Excerpt from a dataset:
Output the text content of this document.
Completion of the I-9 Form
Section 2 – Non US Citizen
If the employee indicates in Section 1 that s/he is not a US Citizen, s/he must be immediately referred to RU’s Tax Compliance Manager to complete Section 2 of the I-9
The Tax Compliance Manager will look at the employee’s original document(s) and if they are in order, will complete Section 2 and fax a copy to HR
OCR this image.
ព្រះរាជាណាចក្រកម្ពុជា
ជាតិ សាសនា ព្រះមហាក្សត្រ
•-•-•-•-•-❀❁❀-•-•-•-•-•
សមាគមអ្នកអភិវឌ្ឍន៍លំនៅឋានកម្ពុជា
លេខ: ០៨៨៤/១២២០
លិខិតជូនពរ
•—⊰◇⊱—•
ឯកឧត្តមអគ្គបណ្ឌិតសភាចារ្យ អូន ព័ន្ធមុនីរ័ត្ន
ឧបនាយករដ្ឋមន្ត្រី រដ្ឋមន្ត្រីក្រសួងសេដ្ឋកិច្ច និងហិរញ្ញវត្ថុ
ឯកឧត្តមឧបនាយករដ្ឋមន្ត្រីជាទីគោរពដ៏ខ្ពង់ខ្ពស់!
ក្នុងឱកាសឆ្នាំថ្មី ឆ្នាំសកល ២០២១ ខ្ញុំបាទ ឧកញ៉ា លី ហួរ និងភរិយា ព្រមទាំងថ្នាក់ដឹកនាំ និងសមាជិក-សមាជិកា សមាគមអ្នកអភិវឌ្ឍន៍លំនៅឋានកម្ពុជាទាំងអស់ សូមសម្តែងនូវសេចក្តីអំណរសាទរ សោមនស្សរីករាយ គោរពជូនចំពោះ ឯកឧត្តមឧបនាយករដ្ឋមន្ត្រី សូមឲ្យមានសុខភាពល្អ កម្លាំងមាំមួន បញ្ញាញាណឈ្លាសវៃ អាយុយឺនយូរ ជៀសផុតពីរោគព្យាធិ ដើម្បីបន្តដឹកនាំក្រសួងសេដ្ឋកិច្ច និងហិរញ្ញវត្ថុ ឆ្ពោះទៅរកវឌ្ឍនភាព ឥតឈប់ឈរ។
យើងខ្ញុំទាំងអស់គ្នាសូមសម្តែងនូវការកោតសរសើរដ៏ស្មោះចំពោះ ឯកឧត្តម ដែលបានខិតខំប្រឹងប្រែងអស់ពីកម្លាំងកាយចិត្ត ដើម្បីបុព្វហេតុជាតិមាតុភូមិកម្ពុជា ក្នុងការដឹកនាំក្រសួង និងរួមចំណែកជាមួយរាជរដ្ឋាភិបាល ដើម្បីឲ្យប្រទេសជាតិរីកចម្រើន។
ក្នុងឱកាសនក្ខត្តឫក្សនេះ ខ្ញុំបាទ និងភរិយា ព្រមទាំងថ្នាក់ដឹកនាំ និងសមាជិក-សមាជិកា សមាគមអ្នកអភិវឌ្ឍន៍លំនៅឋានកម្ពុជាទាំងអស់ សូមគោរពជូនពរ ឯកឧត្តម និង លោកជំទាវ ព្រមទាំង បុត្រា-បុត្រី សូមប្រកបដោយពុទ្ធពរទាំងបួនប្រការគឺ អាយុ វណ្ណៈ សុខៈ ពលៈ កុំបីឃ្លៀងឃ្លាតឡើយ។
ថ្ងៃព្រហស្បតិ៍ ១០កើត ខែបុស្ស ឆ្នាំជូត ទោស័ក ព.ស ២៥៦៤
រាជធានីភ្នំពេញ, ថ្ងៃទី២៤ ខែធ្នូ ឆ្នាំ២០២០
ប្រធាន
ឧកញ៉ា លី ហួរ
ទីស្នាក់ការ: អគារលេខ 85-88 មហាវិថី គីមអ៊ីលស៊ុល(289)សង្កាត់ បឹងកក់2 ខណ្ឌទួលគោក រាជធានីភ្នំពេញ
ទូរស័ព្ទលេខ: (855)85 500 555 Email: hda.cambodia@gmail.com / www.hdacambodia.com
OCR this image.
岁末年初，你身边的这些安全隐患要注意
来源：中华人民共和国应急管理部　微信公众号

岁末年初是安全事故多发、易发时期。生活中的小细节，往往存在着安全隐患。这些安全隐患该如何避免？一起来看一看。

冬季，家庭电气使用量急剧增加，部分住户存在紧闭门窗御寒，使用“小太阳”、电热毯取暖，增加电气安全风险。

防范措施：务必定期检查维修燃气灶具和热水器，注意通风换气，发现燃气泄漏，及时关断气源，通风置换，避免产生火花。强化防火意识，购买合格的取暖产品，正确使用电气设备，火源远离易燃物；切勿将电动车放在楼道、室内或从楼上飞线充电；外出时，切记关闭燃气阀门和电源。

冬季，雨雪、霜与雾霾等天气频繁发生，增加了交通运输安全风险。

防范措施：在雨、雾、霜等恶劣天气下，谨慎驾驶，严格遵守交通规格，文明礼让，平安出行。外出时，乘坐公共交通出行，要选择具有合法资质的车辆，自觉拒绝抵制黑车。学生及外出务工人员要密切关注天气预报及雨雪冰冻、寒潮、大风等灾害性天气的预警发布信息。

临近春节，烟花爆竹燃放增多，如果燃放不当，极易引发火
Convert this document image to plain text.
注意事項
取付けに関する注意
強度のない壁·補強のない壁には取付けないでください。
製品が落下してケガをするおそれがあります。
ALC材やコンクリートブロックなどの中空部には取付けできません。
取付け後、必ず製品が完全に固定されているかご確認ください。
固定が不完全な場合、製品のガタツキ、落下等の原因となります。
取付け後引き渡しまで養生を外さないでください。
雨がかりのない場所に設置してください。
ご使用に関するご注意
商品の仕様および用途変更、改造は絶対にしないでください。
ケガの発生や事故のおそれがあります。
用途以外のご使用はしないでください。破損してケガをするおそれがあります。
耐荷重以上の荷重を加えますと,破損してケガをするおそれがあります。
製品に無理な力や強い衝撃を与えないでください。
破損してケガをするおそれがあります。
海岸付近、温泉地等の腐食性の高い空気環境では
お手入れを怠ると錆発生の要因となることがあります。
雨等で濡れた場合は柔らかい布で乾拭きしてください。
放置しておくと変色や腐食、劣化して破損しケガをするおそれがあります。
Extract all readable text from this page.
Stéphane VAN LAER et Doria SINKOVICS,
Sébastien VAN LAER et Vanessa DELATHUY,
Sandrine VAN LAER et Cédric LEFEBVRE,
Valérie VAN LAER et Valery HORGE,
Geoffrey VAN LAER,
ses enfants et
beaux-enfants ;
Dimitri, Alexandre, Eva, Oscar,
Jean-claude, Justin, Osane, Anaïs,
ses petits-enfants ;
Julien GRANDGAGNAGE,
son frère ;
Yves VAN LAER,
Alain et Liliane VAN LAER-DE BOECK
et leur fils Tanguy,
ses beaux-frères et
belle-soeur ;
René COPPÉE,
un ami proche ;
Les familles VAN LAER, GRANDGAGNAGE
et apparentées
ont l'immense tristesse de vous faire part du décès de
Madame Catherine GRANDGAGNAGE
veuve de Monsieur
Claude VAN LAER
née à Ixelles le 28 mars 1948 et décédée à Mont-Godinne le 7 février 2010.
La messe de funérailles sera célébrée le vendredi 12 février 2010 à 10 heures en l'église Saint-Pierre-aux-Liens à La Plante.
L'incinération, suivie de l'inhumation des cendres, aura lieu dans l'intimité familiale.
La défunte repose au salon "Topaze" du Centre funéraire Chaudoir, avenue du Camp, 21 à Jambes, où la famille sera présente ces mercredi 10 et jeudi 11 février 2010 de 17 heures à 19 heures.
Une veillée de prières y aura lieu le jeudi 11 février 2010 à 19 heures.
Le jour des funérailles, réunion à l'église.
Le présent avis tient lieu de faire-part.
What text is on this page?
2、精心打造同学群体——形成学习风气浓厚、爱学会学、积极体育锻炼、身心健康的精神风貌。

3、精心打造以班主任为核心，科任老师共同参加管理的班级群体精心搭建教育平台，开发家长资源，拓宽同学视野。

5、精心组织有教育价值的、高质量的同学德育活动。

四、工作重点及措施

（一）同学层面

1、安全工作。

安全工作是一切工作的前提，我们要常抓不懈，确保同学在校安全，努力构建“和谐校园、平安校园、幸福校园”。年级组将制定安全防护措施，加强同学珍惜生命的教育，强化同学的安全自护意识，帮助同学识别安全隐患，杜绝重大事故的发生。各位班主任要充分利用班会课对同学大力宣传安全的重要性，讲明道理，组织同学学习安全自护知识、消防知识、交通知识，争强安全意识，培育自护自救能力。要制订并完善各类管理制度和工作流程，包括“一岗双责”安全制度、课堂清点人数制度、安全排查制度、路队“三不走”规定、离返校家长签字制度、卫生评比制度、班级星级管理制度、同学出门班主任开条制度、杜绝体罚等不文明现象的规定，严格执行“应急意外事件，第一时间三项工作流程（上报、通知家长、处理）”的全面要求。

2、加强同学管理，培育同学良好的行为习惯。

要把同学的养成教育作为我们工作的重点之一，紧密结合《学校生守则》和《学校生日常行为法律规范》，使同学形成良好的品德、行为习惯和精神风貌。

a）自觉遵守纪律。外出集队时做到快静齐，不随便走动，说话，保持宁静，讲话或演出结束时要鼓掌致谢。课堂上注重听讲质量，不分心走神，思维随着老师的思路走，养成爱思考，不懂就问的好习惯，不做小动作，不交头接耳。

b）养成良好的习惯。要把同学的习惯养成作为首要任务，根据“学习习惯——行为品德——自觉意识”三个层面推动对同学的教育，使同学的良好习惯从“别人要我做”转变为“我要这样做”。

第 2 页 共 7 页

Exercise objective:
Examine the records and pull out every line where the string "page" occurs.

Right answer:
Extract all readable text from this page.
What text is on this page?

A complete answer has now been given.